Copy the data below word for word, keeping every line as it is.
_ _ _ _ _
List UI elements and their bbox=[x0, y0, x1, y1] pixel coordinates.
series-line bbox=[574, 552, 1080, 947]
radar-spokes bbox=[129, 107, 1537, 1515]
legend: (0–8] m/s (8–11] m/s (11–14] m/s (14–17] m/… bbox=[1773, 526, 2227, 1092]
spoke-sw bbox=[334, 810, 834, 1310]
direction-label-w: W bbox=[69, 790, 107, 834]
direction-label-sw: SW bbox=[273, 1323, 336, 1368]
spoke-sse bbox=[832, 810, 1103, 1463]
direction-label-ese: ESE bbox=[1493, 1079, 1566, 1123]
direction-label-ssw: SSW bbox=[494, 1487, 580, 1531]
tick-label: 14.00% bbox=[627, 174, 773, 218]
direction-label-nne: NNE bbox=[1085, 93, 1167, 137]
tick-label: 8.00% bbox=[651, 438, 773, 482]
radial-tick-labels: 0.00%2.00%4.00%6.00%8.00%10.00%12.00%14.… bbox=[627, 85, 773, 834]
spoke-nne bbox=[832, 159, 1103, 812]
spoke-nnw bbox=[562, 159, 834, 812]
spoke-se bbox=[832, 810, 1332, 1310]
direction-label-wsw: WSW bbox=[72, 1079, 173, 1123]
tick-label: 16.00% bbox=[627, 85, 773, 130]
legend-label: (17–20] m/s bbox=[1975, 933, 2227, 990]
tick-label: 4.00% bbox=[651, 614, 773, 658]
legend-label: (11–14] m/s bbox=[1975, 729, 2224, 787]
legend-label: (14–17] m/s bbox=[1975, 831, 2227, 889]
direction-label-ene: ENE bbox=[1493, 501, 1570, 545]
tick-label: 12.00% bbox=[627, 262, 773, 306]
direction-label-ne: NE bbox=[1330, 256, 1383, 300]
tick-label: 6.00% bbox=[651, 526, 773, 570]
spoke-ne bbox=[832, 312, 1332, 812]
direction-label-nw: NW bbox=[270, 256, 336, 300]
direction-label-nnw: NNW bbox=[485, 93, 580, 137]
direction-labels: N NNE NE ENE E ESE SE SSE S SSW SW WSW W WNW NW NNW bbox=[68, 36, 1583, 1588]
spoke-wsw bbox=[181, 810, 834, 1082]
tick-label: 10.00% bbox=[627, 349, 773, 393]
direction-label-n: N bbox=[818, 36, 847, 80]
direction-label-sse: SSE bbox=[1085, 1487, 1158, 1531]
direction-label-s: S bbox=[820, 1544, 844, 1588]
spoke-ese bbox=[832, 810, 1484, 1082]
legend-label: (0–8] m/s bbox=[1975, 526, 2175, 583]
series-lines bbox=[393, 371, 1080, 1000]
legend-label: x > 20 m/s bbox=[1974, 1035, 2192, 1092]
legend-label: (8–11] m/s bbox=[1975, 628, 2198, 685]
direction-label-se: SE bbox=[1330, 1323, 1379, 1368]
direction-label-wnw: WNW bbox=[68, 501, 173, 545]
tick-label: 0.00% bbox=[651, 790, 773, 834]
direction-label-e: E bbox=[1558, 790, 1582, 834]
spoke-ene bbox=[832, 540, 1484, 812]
_ _ _ _ _
WRITTEN SOLUTION.
List UI elements and their bbox=[x0, y0, x1, y1] pixel coordinates.
series-line bbox=[574, 552, 1080, 947]
radar-spokes bbox=[129, 107, 1537, 1515]
legend: (0–8] m/s (8–11] m/s (11–14] m/s (14–17] m/… bbox=[1773, 526, 2227, 1092]
spoke-sw bbox=[334, 810, 834, 1310]
direction-label-w: W bbox=[69, 790, 107, 834]
direction-label-sw: SW bbox=[273, 1323, 336, 1368]
spoke-sse bbox=[832, 810, 1103, 1463]
direction-label-ese: ESE bbox=[1493, 1079, 1566, 1123]
direction-label-ssw: SSW bbox=[494, 1487, 580, 1531]
tick-label: 14.00% bbox=[627, 174, 773, 218]
direction-label-nne: NNE bbox=[1085, 93, 1167, 137]
tick-label: 8.00% bbox=[651, 438, 773, 482]
radial-tick-labels: 0.00%2.00%4.00%6.00%8.00%10.00%12.00%14.… bbox=[627, 85, 773, 834]
spoke-nne bbox=[832, 159, 1103, 812]
spoke-nnw bbox=[562, 159, 834, 812]
spoke-se bbox=[832, 810, 1332, 1310]
direction-label-wsw: WSW bbox=[72, 1079, 173, 1123]
tick-label: 16.00% bbox=[627, 85, 773, 130]
legend-label: (17–20] m/s bbox=[1975, 933, 2227, 990]
tick-label: 4.00% bbox=[651, 614, 773, 658]
legend-label: (11–14] m/s bbox=[1975, 729, 2224, 787]
legend-label: (14–17] m/s bbox=[1975, 831, 2227, 889]
direction-label-ene: ENE bbox=[1493, 501, 1570, 545]
tick-label: 12.00% bbox=[627, 262, 773, 306]
direction-label-ne: NE bbox=[1330, 256, 1383, 300]
tick-label: 6.00% bbox=[651, 526, 773, 570]
spoke-ne bbox=[832, 312, 1332, 812]
direction-label-nw: NW bbox=[270, 256, 336, 300]
direction-label-nnw: NNW bbox=[485, 93, 580, 137]
direction-labels: N NNE NE ENE E ESE SE SSE S SSW SW WSW W WNW NW NNW bbox=[68, 36, 1583, 1588]
spoke-wsw bbox=[181, 810, 834, 1082]
tick-label: 10.00% bbox=[627, 349, 773, 393]
direction-label-n: N bbox=[818, 36, 847, 80]
direction-label-sse: SSE bbox=[1085, 1487, 1158, 1531]
direction-label-s: S bbox=[820, 1544, 844, 1588]
spoke-ese bbox=[832, 810, 1484, 1082]
legend-label: (0–8] m/s bbox=[1975, 526, 2175, 583]
series-lines bbox=[393, 371, 1080, 1000]
legend-label: x > 20 m/s bbox=[1974, 1035, 2192, 1092]
legend-label: (8–11] m/s bbox=[1975, 628, 2198, 685]
direction-label-se: SE bbox=[1330, 1323, 1379, 1368]
direction-label-wnw: WNW bbox=[68, 501, 173, 545]
tick-label: 0.00% bbox=[651, 790, 773, 834]
direction-label-e: E bbox=[1558, 790, 1582, 834]
spoke-ene bbox=[832, 540, 1484, 812]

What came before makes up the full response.